■ **PROBLEM STATEMENT**: Every line below is to be quoted exactly, with nothing added or dropped.

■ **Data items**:
◇ ◇ ◇

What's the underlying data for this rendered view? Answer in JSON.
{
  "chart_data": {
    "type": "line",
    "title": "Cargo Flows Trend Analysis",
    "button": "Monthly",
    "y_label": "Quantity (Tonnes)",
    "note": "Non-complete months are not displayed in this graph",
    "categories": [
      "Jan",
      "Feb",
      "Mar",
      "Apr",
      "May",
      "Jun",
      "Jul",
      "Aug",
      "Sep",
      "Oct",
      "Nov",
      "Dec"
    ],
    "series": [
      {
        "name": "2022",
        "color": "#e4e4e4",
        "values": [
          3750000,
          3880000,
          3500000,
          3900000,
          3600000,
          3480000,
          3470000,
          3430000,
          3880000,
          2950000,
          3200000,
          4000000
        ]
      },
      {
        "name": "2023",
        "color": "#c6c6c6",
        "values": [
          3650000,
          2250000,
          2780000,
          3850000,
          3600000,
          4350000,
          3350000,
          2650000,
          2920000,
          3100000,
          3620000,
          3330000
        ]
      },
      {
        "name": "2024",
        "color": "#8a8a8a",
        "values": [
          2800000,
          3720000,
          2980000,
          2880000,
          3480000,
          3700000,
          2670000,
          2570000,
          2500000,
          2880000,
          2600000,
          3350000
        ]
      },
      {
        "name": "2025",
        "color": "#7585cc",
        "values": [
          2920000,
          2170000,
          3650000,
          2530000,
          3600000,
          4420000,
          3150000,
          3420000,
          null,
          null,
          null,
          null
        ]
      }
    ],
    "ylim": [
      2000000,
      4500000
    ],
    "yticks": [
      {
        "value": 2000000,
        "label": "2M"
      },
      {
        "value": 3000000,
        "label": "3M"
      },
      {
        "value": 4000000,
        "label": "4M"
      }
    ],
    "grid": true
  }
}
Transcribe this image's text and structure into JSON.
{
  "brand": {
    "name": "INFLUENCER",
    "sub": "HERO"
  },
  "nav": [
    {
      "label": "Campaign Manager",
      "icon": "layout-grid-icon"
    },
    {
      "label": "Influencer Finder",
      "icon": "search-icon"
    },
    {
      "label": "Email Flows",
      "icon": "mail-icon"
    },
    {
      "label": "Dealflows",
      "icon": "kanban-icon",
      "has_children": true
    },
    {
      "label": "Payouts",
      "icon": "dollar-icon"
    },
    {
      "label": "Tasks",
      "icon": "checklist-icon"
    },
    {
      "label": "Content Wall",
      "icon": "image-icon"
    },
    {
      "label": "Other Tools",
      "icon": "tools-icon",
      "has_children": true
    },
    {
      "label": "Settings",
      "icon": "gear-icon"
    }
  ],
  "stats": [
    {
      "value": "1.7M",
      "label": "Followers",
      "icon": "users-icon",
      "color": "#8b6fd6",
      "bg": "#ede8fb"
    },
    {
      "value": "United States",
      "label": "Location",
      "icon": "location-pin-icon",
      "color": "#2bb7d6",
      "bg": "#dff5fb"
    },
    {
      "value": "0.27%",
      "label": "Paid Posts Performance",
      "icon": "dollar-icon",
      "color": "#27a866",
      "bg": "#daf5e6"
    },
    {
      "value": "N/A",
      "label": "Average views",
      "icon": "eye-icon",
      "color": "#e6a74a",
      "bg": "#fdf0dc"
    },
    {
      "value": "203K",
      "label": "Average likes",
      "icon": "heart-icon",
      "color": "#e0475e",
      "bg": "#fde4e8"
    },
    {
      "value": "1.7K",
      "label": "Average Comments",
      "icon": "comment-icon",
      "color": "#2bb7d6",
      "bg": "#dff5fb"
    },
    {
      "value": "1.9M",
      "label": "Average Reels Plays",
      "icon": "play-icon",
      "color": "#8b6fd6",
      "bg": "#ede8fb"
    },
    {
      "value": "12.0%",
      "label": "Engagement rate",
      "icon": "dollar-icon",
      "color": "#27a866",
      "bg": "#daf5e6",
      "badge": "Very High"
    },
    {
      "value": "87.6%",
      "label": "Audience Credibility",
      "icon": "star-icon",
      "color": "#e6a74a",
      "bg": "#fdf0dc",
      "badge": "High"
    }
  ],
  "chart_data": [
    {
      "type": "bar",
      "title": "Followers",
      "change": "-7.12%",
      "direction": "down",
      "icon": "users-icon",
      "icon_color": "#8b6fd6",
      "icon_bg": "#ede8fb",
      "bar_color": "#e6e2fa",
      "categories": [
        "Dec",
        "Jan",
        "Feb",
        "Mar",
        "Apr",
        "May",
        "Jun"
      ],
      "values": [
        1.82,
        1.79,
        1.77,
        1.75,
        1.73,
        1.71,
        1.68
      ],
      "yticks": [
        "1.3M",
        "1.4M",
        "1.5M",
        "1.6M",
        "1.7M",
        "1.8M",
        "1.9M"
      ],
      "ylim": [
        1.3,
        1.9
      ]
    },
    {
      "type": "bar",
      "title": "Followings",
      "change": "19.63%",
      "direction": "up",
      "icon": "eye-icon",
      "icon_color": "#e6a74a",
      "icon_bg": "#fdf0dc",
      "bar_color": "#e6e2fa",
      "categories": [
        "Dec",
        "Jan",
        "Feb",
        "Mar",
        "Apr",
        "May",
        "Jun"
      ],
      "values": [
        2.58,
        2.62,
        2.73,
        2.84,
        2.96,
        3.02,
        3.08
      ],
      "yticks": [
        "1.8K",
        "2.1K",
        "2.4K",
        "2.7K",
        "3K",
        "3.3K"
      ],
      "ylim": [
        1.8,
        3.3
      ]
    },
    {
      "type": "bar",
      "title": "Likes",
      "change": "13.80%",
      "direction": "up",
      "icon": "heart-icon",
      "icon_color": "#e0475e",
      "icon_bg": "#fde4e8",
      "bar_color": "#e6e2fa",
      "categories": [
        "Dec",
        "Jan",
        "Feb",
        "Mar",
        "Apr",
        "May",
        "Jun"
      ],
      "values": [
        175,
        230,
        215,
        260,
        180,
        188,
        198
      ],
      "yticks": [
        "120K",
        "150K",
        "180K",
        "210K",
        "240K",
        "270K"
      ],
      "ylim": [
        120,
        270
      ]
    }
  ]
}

◇ ◇ ◇

■ **RIGHT ANSWER**:
What's the underlying data for this rendered view? Answer in JSON.
{
  "chart_data": {
    "type": "line",
    "title": "Cargo Flows Trend Analysis",
    "button": "Monthly",
    "y_label": "Quantity (Tonnes)",
    "note": "Non-complete months are not displayed in this graph",
    "categories": [
      "Jan",
      "Feb",
      "Mar",
      "Apr",
      "May",
      "Jun",
      "Jul",
      "Aug",
      "Sep",
      "Oct",
      "Nov",
      "Dec"
    ],
    "series": [
      {
        "name": "2022",
        "color": "#e4e4e4",
        "values": [
          3750000,
          3880000,
          3500000,
          3900000,
          3600000,
          3480000,
          3470000,
          3430000,
          3880000,
          2950000,
          3200000,
          4000000
        ]
      },
      {
        "name": "2023",
        "color": "#c6c6c6",
        "values": [
          3650000,
          2250000,
          2780000,
          3850000,
          3600000,
          4350000,
          3350000,
          2650000,
          2920000,
          3100000,
          3620000,
          3330000
        ]
      },
      {
        "name": "2024",
        "color": "#8a8a8a",
        "values": [
          2800000,
          3720000,
          2980000,
          2880000,
          3480000,
          3700000,
          2670000,
          2570000,
          2500000,
          2880000,
          2600000,
          3350000
        ]
      },
      {
        "name": "2025",
        "color": "#7585cc",
        "values": [
          2920000,
          2170000,
          3650000,
          2530000,
          3600000,
          4420000,
          3150000,
          3420000,
          null,
          null,
          null,
          null
        ]
      }
    ],
    "ylim": [
      2000000,
      4500000
    ],
    "yticks": [
      {
        "value": 2000000,
        "label": "2M"
      },
      {
        "value": 3000000,
        "label": "3M"
      },
      {
        "value": 4000000,
        "label": "4M"
      }
    ],
    "grid": true
  }
}
Transcribe this image's text and structure into JSON.
{
  "brand": {
    "name": "INFLUENCER",
    "sub": "HERO"
  },
  "nav": [
    {
      "label": "Campaign Manager",
      "icon": "layout-grid-icon"
    },
    {
      "label": "Influencer Finder",
      "icon": "search-icon"
    },
    {
      "label": "Email Flows",
      "icon": "mail-icon"
    },
    {
      "label": "Dealflows",
      "icon": "kanban-icon",
      "has_children": true
    },
    {
      "label": "Payouts",
      "icon": "dollar-icon"
    },
    {
      "label": "Tasks",
      "icon": "checklist-icon"
    },
    {
      "label": "Content Wall",
      "icon": "image-icon"
    },
    {
      "label": "Other Tools",
      "icon": "tools-icon",
      "has_children": true
    },
    {
      "label": "Settings",
      "icon": "gear-icon"
    }
  ],
  "stats": [
    {
      "value": "1.7M",
      "label": "Followers",
      "icon": "users-icon",
      "color": "#8b6fd6",
      "bg": "#ede8fb"
    },
    {
      "value": "United States",
      "label": "Location",
      "icon": "location-pin-icon",
      "color": "#2bb7d6",
      "bg": "#dff5fb"
    },
    {
      "value": "0.27%",
      "label": "Paid Posts Performance",
      "icon": "dollar-icon",
      "color": "#27a866",
      "bg": "#daf5e6"
    },
    {
      "value": "N/A",
      "label": "Average views",
      "icon": "eye-icon",
      "color": "#e6a74a",
      "bg": "#fdf0dc"
    },
    {
      "value": "203K",
      "label": "Average likes",
      "icon": "heart-icon",
      "color": "#e0475e",
      "bg": "#fde4e8"
    },
    {
      "value": "1.7K",
      "label": "Average Comments",
      "icon": "comment-icon",
      "color": "#2bb7d6",
      "bg": "#dff5fb"
    },
    {
      "value": "1.9M",
      "label": "Average Reels Plays",
      "icon": "play-icon",
      "color": "#8b6fd6",
      "bg": "#ede8fb"
    },
    {
      "value": "12.0%",
      "label": "Engagement rate",
      "icon": "dollar-icon",
      "color": "#27a866",
      "bg": "#daf5e6",
      "badge": "Very High"
    },
    {
      "value": "87.6%",
      "label": "Audience Credibility",
      "icon": "star-icon",
      "color": "#e6a74a",
      "bg": "#fdf0dc",
      "badge": "High"
    }
  ],
  "chart_data": [
    {
      "type": "bar",
      "title": "Followers",
      "change": "-7.12%",
      "direction": "down",
      "icon": "users-icon",
      "icon_color": "#8b6fd6",
      "icon_bg": "#ede8fb",
      "bar_color": "#e6e2fa",
      "categories": [
        "Dec",
        "Jan",
        "Feb",
        "Mar",
        "Apr",
        "May",
        "Jun"
      ],
      "values": [
        1.82,
        1.79,
        1.77,
        1.75,
        1.73,
        1.71,
        1.68
      ],
      "yticks": [
        "1.3M",
        "1.4M",
        "1.5M",
        "1.6M",
        "1.7M",
        "1.8M",
        "1.9M"
      ],
      "ylim": [
        1.3,
        1.9
      ]
    },
    {
      "type": "bar",
      "title": "Followings",
      "change": "19.63%",
      "direction": "up",
      "icon": "eye-icon",
      "icon_color": "#e6a74a",
      "icon_bg": "#fdf0dc",
      "bar_color": "#e6e2fa",
      "categories": [
        "Dec",
        "Jan",
        "Feb",
        "Mar",
        "Apr",
        "May",
        "Jun"
      ],
      "values": [
        2.58,
        2.62,
        2.73,
        2.84,
        2.96,
        3.02,
        3.08
      ],
      "yticks": [
        "1.8K",
        "2.1K",
        "2.4K",
        "2.7K",
        "3K",
        "3.3K"
      ],
      "ylim": [
        1.8,
        3.3
      ]
    },
    {
      "type": "bar",
      "title": "Likes",
      "change": "13.80%",
      "direction": "up",
      "icon": "heart-icon",
      "icon_color": "#e0475e",
      "icon_bg": "#fde4e8",
      "bar_color": "#e6e2fa",
      "categories": [
        "Dec",
        "Jan",
        "Feb",
        "Mar",
        "Apr",
        "May",
        "Jun"
      ],
      "values": [
        175,
        230,
        215,
        260,
        180,
        188,
        198
      ],
      "yticks": [
        "120K",
        "150K",
        "180K",
        "210K",
        "240K",
        "270K"
      ],
      "ylim": [
        120,
        270
      ]
    }
  ]
}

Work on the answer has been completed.